Exercise goal: Find every line containing the word "source" and report the count, nothing more.

Dataset listings of figures
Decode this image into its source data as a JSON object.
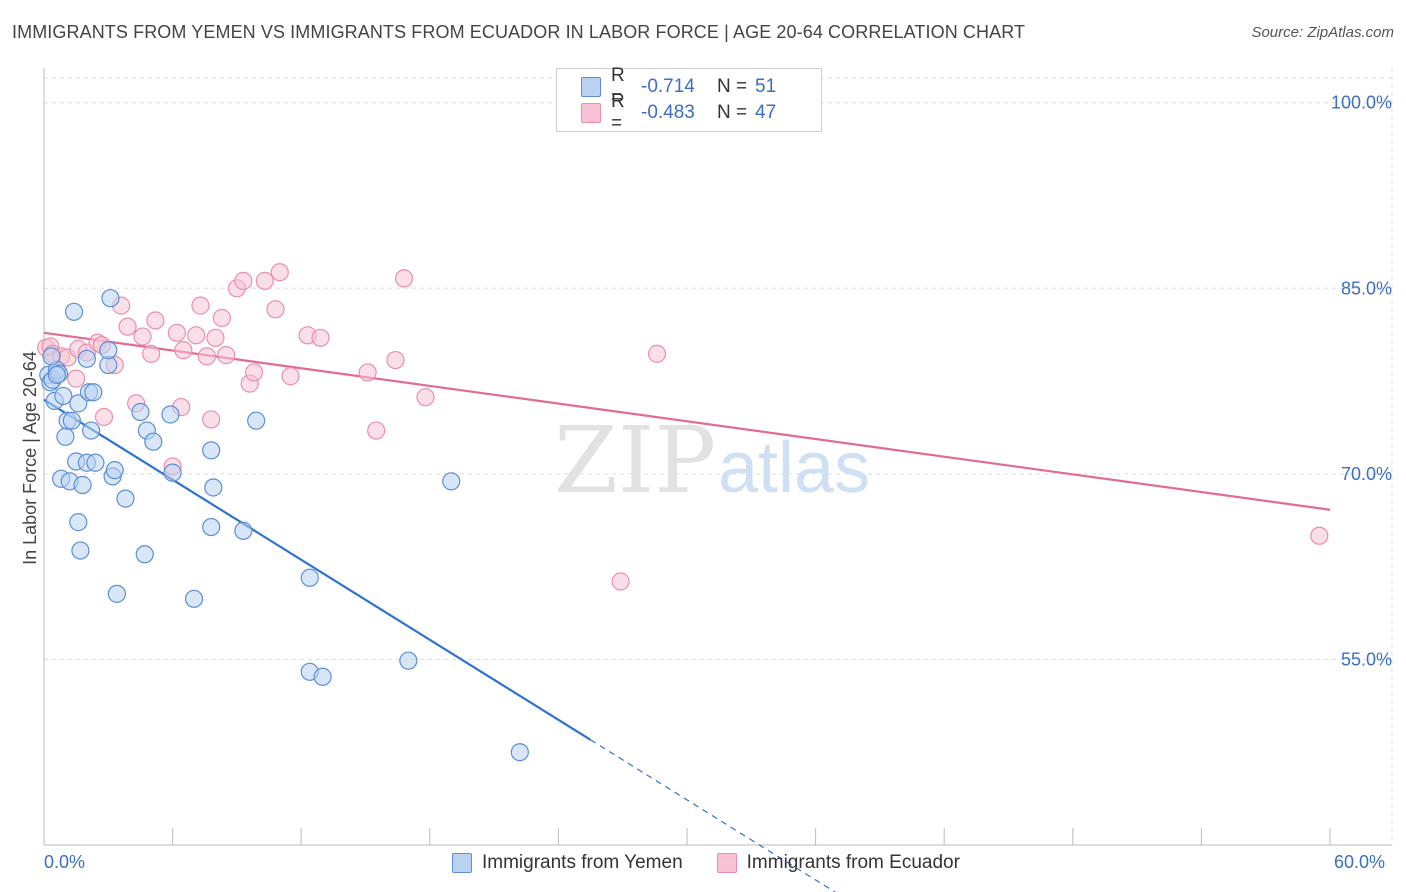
{
  "title": "IMMIGRANTS FROM YEMEN VS IMMIGRANTS FROM ECUADOR IN LABOR FORCE | AGE 20-64 CORRELATION CHART",
  "source": "Source: ZipAtlas.com",
  "watermark": {
    "zip": "ZIP",
    "atlas": "atlas"
  },
  "legend": {
    "rows": [
      {
        "r_label": "R =",
        "r_value": "-0.714",
        "n_label": "N =",
        "n_value": "51"
      },
      {
        "r_label": "R =",
        "r_value": "-0.483",
        "n_label": "N =",
        "n_value": "47"
      }
    ]
  },
  "bottom_legend": [
    "Immigrants from Yemen",
    "Immigrants from Ecuador"
  ],
  "x_axis_labels": {
    "min": "0.0%",
    "max": "60.0%"
  },
  "colors": {
    "yemen_fill": "#b9d2f2",
    "yemen_stroke": "#5b8fd6",
    "yemen_line": "#2f72d0",
    "ecuador_fill": "#f8c4d4",
    "ecuador_stroke": "#ea8fae",
    "ecuador_line": "#e36a93",
    "axis_label": "#3b6fc4",
    "grid": "#dddddd"
  },
  "chart_data": {
    "type": "scatter",
    "title": "IMMIGRANTS FROM YEMEN VS IMMIGRANTS FROM ECUADOR IN LABOR FORCE | AGE 20-64 CORRELATION CHART",
    "xlabel": "",
    "ylabel": "In Labor Force | Age 20-64",
    "xlim": [
      0,
      60
    ],
    "ylim": [
      40,
      102
    ],
    "y_ticks": [
      {
        "value": 55,
        "label": "55.0%"
      },
      {
        "value": 70,
        "label": "70.0%"
      },
      {
        "value": 85,
        "label": "85.0%"
      },
      {
        "value": 100,
        "label": "100.0%"
      }
    ],
    "series": [
      {
        "name": "Immigrants from Yemen",
        "r": -0.714,
        "n": 51,
        "trend": {
          "x0": 0,
          "y0": 76.0,
          "x1": 25.5,
          "y1": 48.5,
          "dash_to_x": 37.0
        },
        "points": [
          [
            0.2,
            78.0
          ],
          [
            0.3,
            77.4
          ],
          [
            0.4,
            77.6
          ],
          [
            0.5,
            75.9
          ],
          [
            0.6,
            78.4
          ],
          [
            0.7,
            78.1
          ],
          [
            0.8,
            69.6
          ],
          [
            0.9,
            76.3
          ],
          [
            1.0,
            73.0
          ],
          [
            1.1,
            74.3
          ],
          [
            1.2,
            69.4
          ],
          [
            1.3,
            74.3
          ],
          [
            1.4,
            83.1
          ],
          [
            1.5,
            71.0
          ],
          [
            1.6,
            75.7
          ],
          [
            1.6,
            66.1
          ],
          [
            1.7,
            63.8
          ],
          [
            1.8,
            69.1
          ],
          [
            2.0,
            70.9
          ],
          [
            2.0,
            79.3
          ],
          [
            2.1,
            76.6
          ],
          [
            2.2,
            73.5
          ],
          [
            2.3,
            76.6
          ],
          [
            2.4,
            70.9
          ],
          [
            3.0,
            78.8
          ],
          [
            3.0,
            80.0
          ],
          [
            3.1,
            84.2
          ],
          [
            3.2,
            69.8
          ],
          [
            3.3,
            70.3
          ],
          [
            3.4,
            60.3
          ],
          [
            3.8,
            68.0
          ],
          [
            4.5,
            75.0
          ],
          [
            4.7,
            63.5
          ],
          [
            4.8,
            73.5
          ],
          [
            5.1,
            72.6
          ],
          [
            5.9,
            74.8
          ],
          [
            6.0,
            70.1
          ],
          [
            7.0,
            59.9
          ],
          [
            7.8,
            71.9
          ],
          [
            7.8,
            65.7
          ],
          [
            7.9,
            68.9
          ],
          [
            9.3,
            65.4
          ],
          [
            9.9,
            74.3
          ],
          [
            12.4,
            61.6
          ],
          [
            12.4,
            54.0
          ],
          [
            13.0,
            53.6
          ],
          [
            17.0,
            54.9
          ],
          [
            19.0,
            69.4
          ],
          [
            22.2,
            47.5
          ],
          [
            0.35,
            79.5
          ],
          [
            0.6,
            78.0
          ]
        ]
      },
      {
        "name": "Immigrants from Ecuador",
        "r": -0.483,
        "n": 47,
        "trend": {
          "x0": 0,
          "y0": 81.4,
          "x1": 60,
          "y1": 67.1
        },
        "points": [
          [
            0.1,
            80.2
          ],
          [
            0.3,
            80.3
          ],
          [
            0.4,
            79.7
          ],
          [
            0.8,
            79.5
          ],
          [
            1.1,
            79.4
          ],
          [
            1.5,
            77.7
          ],
          [
            1.6,
            80.1
          ],
          [
            2.0,
            79.8
          ],
          [
            2.5,
            80.6
          ],
          [
            2.7,
            80.4
          ],
          [
            2.8,
            74.6
          ],
          [
            3.3,
            78.8
          ],
          [
            3.6,
            83.6
          ],
          [
            3.9,
            81.9
          ],
          [
            4.3,
            75.7
          ],
          [
            4.6,
            81.1
          ],
          [
            5.0,
            79.7
          ],
          [
            5.2,
            82.4
          ],
          [
            6.0,
            70.6
          ],
          [
            6.2,
            81.4
          ],
          [
            6.4,
            75.4
          ],
          [
            6.5,
            80.0
          ],
          [
            7.1,
            81.2
          ],
          [
            7.3,
            83.6
          ],
          [
            7.6,
            79.5
          ],
          [
            7.8,
            74.4
          ],
          [
            8.0,
            81.0
          ],
          [
            8.3,
            82.6
          ],
          [
            8.5,
            79.6
          ],
          [
            9.0,
            85.0
          ],
          [
            9.3,
            85.6
          ],
          [
            9.6,
            77.3
          ],
          [
            9.8,
            78.2
          ],
          [
            10.3,
            85.6
          ],
          [
            10.8,
            83.3
          ],
          [
            11.0,
            86.3
          ],
          [
            11.5,
            77.9
          ],
          [
            12.3,
            81.2
          ],
          [
            12.9,
            81.0
          ],
          [
            15.1,
            78.2
          ],
          [
            15.5,
            73.5
          ],
          [
            16.4,
            79.2
          ],
          [
            16.8,
            85.8
          ],
          [
            17.8,
            76.2
          ],
          [
            26.9,
            61.3
          ],
          [
            28.6,
            79.7
          ],
          [
            59.5,
            65.0
          ]
        ]
      }
    ]
  }
}
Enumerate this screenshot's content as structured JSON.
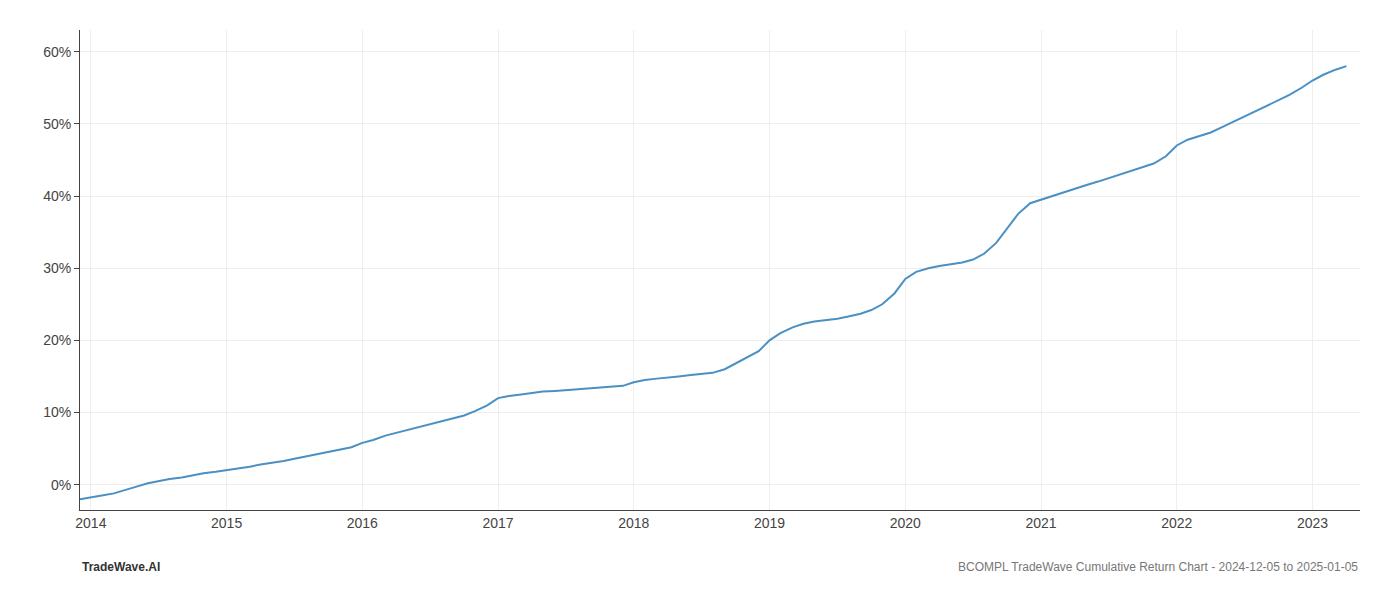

Expected output: 2